>> Start Given entries
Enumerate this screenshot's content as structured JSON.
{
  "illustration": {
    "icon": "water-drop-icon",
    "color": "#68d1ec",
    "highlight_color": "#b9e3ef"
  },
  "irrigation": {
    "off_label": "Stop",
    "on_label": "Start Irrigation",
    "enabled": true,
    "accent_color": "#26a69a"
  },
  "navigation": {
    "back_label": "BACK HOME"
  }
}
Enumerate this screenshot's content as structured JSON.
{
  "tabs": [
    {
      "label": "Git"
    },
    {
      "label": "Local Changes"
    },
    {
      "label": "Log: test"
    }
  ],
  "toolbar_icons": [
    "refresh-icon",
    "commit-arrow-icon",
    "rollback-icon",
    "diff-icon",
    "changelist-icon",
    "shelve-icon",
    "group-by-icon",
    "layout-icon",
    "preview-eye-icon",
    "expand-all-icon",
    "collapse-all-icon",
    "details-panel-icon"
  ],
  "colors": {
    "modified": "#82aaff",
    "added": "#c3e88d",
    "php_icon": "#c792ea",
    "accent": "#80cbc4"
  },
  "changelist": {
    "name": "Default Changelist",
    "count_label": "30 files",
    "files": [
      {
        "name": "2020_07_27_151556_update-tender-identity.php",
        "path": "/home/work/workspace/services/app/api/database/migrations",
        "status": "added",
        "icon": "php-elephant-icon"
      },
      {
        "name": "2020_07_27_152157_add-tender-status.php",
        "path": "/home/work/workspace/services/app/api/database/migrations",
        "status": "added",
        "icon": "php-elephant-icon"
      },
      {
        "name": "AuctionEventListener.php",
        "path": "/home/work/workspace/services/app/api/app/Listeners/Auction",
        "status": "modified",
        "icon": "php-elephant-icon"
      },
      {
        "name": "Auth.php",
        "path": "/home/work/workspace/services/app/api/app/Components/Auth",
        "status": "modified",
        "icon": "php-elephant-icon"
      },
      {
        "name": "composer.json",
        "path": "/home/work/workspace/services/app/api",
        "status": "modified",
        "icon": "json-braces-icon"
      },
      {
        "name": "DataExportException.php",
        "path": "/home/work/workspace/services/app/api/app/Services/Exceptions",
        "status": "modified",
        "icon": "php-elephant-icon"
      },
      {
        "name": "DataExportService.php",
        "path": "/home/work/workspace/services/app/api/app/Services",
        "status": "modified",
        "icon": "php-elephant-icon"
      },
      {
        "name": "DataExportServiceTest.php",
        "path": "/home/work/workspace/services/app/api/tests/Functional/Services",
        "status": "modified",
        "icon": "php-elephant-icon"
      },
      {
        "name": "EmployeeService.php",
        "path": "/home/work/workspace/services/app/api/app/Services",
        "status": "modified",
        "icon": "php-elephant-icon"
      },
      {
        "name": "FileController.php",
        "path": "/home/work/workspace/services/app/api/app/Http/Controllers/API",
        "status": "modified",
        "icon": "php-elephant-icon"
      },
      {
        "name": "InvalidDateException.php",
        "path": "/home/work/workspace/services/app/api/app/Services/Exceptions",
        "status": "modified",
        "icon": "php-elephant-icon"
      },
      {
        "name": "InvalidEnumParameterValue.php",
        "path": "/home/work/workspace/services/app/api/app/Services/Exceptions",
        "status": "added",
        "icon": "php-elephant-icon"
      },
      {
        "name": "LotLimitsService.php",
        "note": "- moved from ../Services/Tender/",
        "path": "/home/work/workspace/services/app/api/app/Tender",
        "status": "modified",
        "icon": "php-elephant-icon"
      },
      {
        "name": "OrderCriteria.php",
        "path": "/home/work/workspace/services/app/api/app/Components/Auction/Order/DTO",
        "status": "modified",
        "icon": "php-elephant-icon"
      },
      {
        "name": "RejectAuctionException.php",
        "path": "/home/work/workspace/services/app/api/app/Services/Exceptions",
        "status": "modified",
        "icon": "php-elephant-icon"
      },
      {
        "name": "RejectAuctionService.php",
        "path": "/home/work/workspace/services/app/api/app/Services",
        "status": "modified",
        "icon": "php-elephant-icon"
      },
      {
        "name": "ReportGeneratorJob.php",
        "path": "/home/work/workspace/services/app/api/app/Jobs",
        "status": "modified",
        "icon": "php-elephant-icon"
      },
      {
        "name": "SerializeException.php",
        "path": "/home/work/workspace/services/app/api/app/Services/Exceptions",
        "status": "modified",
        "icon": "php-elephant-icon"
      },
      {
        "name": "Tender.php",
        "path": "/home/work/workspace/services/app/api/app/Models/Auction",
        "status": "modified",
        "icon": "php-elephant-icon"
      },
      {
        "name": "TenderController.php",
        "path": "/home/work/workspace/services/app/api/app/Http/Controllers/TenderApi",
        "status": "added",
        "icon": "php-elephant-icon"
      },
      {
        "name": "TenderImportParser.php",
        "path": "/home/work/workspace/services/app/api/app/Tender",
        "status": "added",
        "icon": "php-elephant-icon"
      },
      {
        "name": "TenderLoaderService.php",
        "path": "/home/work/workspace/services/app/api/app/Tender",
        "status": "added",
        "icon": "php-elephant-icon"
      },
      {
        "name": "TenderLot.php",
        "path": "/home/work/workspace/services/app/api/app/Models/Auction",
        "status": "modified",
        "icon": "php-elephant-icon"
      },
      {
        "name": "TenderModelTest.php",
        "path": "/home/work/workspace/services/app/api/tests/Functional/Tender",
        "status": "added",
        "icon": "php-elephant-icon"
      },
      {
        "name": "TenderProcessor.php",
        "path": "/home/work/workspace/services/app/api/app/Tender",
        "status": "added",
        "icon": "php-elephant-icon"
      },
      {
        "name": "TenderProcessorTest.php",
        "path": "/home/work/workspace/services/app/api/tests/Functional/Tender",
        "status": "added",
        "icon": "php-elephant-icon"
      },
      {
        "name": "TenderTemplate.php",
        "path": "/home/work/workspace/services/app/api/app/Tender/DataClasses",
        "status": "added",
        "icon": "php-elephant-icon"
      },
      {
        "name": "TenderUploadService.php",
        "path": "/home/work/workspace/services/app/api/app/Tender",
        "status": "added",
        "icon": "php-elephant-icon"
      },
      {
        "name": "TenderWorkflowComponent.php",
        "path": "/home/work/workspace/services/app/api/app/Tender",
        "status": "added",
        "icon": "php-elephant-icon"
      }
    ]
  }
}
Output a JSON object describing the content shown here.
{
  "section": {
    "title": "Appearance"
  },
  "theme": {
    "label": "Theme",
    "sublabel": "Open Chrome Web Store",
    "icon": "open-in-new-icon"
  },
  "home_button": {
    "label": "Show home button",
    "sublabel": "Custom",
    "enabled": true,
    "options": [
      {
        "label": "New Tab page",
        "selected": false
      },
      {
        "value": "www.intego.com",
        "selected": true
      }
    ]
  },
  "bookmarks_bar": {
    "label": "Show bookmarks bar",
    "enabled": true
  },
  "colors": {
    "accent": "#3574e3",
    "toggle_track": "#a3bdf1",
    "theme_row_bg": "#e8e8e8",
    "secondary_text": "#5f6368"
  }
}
>> End Given entries
**Task statement**
Write out the full set of records exactly as given.

**Task output**
Enumerate this screenshot's content as structured JSON.
{
  "illustration": {
    "icon": "water-drop-icon",
    "color": "#68d1ec",
    "highlight_color": "#b9e3ef"
  },
  "irrigation": {
    "off_label": "Stop",
    "on_label": "Start Irrigation",
    "enabled": true,
    "accent_color": "#26a69a"
  },
  "navigation": {
    "back_label": "BACK HOME"
  }
}
Enumerate this screenshot's content as structured JSON.
{
  "tabs": [
    {
      "label": "Git"
    },
    {
      "label": "Local Changes"
    },
    {
      "label": "Log: test"
    }
  ],
  "toolbar_icons": [
    "refresh-icon",
    "commit-arrow-icon",
    "rollback-icon",
    "diff-icon",
    "changelist-icon",
    "shelve-icon",
    "group-by-icon",
    "layout-icon",
    "preview-eye-icon",
    "expand-all-icon",
    "collapse-all-icon",
    "details-panel-icon"
  ],
  "colors": {
    "modified": "#82aaff",
    "added": "#c3e88d",
    "php_icon": "#c792ea",
    "accent": "#80cbc4"
  },
  "changelist": {
    "name": "Default Changelist",
    "count_label": "30 files",
    "files": [
      {
        "name": "2020_07_27_151556_update-tender-identity.php",
        "path": "/home/work/workspace/services/app/api/database/migrations",
        "status": "added",
        "icon": "php-elephant-icon"
      },
      {
        "name": "2020_07_27_152157_add-tender-status.php",
        "path": "/home/work/workspace/services/app/api/database/migrations",
        "status": "added",
        "icon": "php-elephant-icon"
      },
      {
        "name": "AuctionEventListener.php",
        "path": "/home/work/workspace/services/app/api/app/Listeners/Auction",
        "status": "modified",
        "icon": "php-elephant-icon"
      },
      {
        "name": "Auth.php",
        "path": "/home/work/workspace/services/app/api/app/Components/Auth",
        "status": "modified",
        "icon": "php-elephant-icon"
      },
      {
        "name": "composer.json",
        "path": "/home/work/workspace/services/app/api",
        "status": "modified",
        "icon": "json-braces-icon"
      },
      {
        "name": "DataExportException.php",
        "path": "/home/work/workspace/services/app/api/app/Services/Exceptions",
        "status": "modified",
        "icon": "php-elephant-icon"
      },
      {
        "name": "DataExportService.php",
        "path": "/home/work/workspace/services/app/api/app/Services",
        "status": "modified",
        "icon": "php-elephant-icon"
      },
      {
        "name": "DataExportServiceTest.php",
        "path": "/home/work/workspace/services/app/api/tests/Functional/Services",
        "status": "modified",
        "icon": "php-elephant-icon"
      },
      {
        "name": "EmployeeService.php",
        "path": "/home/work/workspace/services/app/api/app/Services",
        "status": "modified",
        "icon": "php-elephant-icon"
      },
      {
        "name": "FileController.php",
        "path": "/home/work/workspace/services/app/api/app/Http/Controllers/API",
        "status": "modified",
        "icon": "php-elephant-icon"
      },
      {
        "name": "InvalidDateException.php",
        "path": "/home/work/workspace/services/app/api/app/Services/Exceptions",
        "status": "modified",
        "icon": "php-elephant-icon"
      },
      {
        "name": "InvalidEnumParameterValue.php",
        "path": "/home/work/workspace/services/app/api/app/Services/Exceptions",
        "status": "added",
        "icon": "php-elephant-icon"
      },
      {
        "name": "LotLimitsService.php",
        "note": "- moved from ../Services/Tender/",
        "path": "/home/work/workspace/services/app/api/app/Tender",
        "status": "modified",
        "icon": "php-elephant-icon"
      },
      {
        "name": "OrderCriteria.php",
        "path": "/home/work/workspace/services/app/api/app/Components/Auction/Order/DTO",
        "status": "modified",
        "icon": "php-elephant-icon"
      },
      {
        "name": "RejectAuctionException.php",
        "path": "/home/work/workspace/services/app/api/app/Services/Exceptions",
        "status": "modified",
        "icon": "php-elephant-icon"
      },
      {
        "name": "RejectAuctionService.php",
        "path": "/home/work/workspace/services/app/api/app/Services",
        "status": "modified",
        "icon": "php-elephant-icon"
      },
      {
        "name": "ReportGeneratorJob.php",
        "path": "/home/work/workspace/services/app/api/app/Jobs",
        "status": "modified",
        "icon": "php-elephant-icon"
      },
      {
        "name": "SerializeException.php",
        "path": "/home/work/workspace/services/app/api/app/Services/Exceptions",
        "status": "modified",
        "icon": "php-elephant-icon"
      },
      {
        "name": "Tender.php",
        "path": "/home/work/workspace/services/app/api/app/Models/Auction",
        "status": "modified",
        "icon": "php-elephant-icon"
      },
      {
        "name": "TenderController.php",
        "path": "/home/work/workspace/services/app/api/app/Http/Controllers/TenderApi",
        "status": "added",
        "icon": "php-elephant-icon"
      },
      {
        "name": "TenderImportParser.php",
        "path": "/home/work/workspace/services/app/api/app/Tender",
        "status": "added",
        "icon": "php-elephant-icon"
      },
      {
        "name": "TenderLoaderService.php",
        "path": "/home/work/workspace/services/app/api/app/Tender",
        "status": "added",
        "icon": "php-elephant-icon"
      },
      {
        "name": "TenderLot.php",
        "path": "/home/work/workspace/services/app/api/app/Models/Auction",
        "status": "modified",
        "icon": "php-elephant-icon"
      },
      {
        "name": "TenderModelTest.php",
        "path": "/home/work/workspace/services/app/api/tests/Functional/Tender",
        "status": "added",
        "icon": "php-elephant-icon"
      },
      {
        "name": "TenderProcessor.php",
        "path": "/home/work/workspace/services/app/api/app/Tender",
        "status": "added",
        "icon": "php-elephant-icon"
      },
      {
        "name": "TenderProcessorTest.php",
        "path": "/home/work/workspace/services/app/api/tests/Functional/Tender",
        "status": "added",
        "icon": "php-elephant-icon"
      },
      {
        "name": "TenderTemplate.php",
        "path": "/home/work/workspace/services/app/api/app/Tender/DataClasses",
        "status": "added",
        "icon": "php-elephant-icon"
      },
      {
        "name": "TenderUploadService.php",
        "path": "/home/work/workspace/services/app/api/app/Tender",
        "status": "added",
        "icon": "php-elephant-icon"
      },
      {
        "name": "TenderWorkflowComponent.php",
        "path": "/home/work/workspace/services/app/api/app/Tender",
        "status": "added",
        "icon": "php-elephant-icon"
      }
    ]
  }
}
Output a JSON object describing the content shown here.
{
  "section": {
    "title": "Appearance"
  },
  "theme": {
    "label": "Theme",
    "sublabel": "Open Chrome Web Store",
    "icon": "open-in-new-icon"
  },
  "home_button": {
    "label": "Show home button",
    "sublabel": "Custom",
    "enabled": true,
    "options": [
      {
        "label": "New Tab page",
        "selected": false
      },
      {
        "value": "www.intego.com",
        "selected": true
      }
    ]
  },
  "bookmarks_bar": {
    "label": "Show bookmarks bar",
    "enabled": true
  },
  "colors": {
    "accent": "#3574e3",
    "toggle_track": "#a3bdf1",
    "theme_row_bg": "#e8e8e8",
    "secondary_text": "#5f6368"
  }
}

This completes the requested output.